◆ WHAT TO PRODUCE ◆
Provide an exact transcription of all the records.

◆ Stored data entries ◆
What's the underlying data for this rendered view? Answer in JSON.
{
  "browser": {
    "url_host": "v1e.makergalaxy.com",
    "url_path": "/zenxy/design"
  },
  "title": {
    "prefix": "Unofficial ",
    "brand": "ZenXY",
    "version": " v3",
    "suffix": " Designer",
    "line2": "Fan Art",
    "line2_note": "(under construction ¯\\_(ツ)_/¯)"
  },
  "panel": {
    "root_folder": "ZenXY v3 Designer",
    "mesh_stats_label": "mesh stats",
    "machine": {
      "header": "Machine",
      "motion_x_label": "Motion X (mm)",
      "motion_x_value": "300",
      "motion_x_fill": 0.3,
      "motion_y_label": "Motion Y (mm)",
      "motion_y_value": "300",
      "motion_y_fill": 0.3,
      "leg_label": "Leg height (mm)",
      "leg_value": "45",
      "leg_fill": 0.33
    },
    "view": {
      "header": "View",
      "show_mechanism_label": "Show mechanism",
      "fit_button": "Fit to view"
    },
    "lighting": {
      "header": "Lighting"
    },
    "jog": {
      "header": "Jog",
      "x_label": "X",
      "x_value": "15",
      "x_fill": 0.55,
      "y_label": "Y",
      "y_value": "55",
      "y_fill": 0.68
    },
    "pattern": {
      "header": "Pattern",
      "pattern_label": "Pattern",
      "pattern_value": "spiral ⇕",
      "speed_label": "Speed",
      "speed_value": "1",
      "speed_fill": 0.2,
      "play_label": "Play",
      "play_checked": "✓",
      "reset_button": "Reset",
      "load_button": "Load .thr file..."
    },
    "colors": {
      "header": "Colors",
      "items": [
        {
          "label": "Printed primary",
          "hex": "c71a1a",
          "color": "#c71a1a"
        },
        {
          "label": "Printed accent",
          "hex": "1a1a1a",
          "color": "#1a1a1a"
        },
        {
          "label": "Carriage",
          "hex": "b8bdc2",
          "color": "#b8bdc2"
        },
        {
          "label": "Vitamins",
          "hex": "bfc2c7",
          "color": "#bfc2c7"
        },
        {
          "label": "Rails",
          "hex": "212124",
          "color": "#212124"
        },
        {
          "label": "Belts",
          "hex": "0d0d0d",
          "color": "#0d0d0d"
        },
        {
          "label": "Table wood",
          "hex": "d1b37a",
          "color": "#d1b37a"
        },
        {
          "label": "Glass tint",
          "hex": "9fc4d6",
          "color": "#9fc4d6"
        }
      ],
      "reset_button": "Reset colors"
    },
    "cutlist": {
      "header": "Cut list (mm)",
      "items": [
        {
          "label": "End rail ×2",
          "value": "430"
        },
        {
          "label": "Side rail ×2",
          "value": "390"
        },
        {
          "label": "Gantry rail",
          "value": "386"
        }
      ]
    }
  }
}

◆ COMPLETE RESPONSE ◆
What's the underlying data for this rendered view? Answer in JSON.
{
  "browser": {
    "url_host": "v1e.makergalaxy.com",
    "url_path": "/zenxy/design"
  },
  "title": {
    "prefix": "Unofficial ",
    "brand": "ZenXY",
    "version": " v3",
    "suffix": " Designer",
    "line2": "Fan Art",
    "line2_note": "(under construction ¯\\_(ツ)_/¯)"
  },
  "panel": {
    "root_folder": "ZenXY v3 Designer",
    "mesh_stats_label": "mesh stats",
    "machine": {
      "header": "Machine",
      "motion_x_label": "Motion X (mm)",
      "motion_x_value": "300",
      "motion_x_fill": 0.3,
      "motion_y_label": "Motion Y (mm)",
      "motion_y_value": "300",
      "motion_y_fill": 0.3,
      "leg_label": "Leg height (mm)",
      "leg_value": "45",
      "leg_fill": 0.33
    },
    "view": {
      "header": "View",
      "show_mechanism_label": "Show mechanism",
      "fit_button": "Fit to view"
    },
    "lighting": {
      "header": "Lighting"
    },
    "jog": {
      "header": "Jog",
      "x_label": "X",
      "x_value": "15",
      "x_fill": 0.55,
      "y_label": "Y",
      "y_value": "55",
      "y_fill": 0.68
    },
    "pattern": {
      "header": "Pattern",
      "pattern_label": "Pattern",
      "pattern_value": "spiral ⇕",
      "speed_label": "Speed",
      "speed_value": "1",
      "speed_fill": 0.2,
      "play_label": "Play",
      "play_checked": "✓",
      "reset_button": "Reset",
      "load_button": "Load .thr file..."
    },
    "colors": {
      "header": "Colors",
      "items": [
        {
          "label": "Printed primary",
          "hex": "c71a1a",
          "color": "#c71a1a"
        },
        {
          "label": "Printed accent",
          "hex": "1a1a1a",
          "color": "#1a1a1a"
        },
        {
          "label": "Carriage",
          "hex": "b8bdc2",
          "color": "#b8bdc2"
        },
        {
          "label": "Vitamins",
          "hex": "bfc2c7",
          "color": "#bfc2c7"
        },
        {
          "label": "Rails",
          "hex": "212124",
          "color": "#212124"
        },
        {
          "label": "Belts",
          "hex": "0d0d0d",
          "color": "#0d0d0d"
        },
        {
          "label": "Table wood",
          "hex": "d1b37a",
          "color": "#d1b37a"
        },
        {
          "label": "Glass tint",
          "hex": "9fc4d6",
          "color": "#9fc4d6"
        }
      ],
      "reset_button": "Reset colors"
    },
    "cutlist": {
      "header": "Cut list (mm)",
      "items": [
        {
          "label": "End rail ×2",
          "value": "430"
        },
        {
          "label": "Side rail ×2",
          "value": "390"
        },
        {
          "label": "Gantry rail",
          "value": "386"
        }
      ]
    }
  }
}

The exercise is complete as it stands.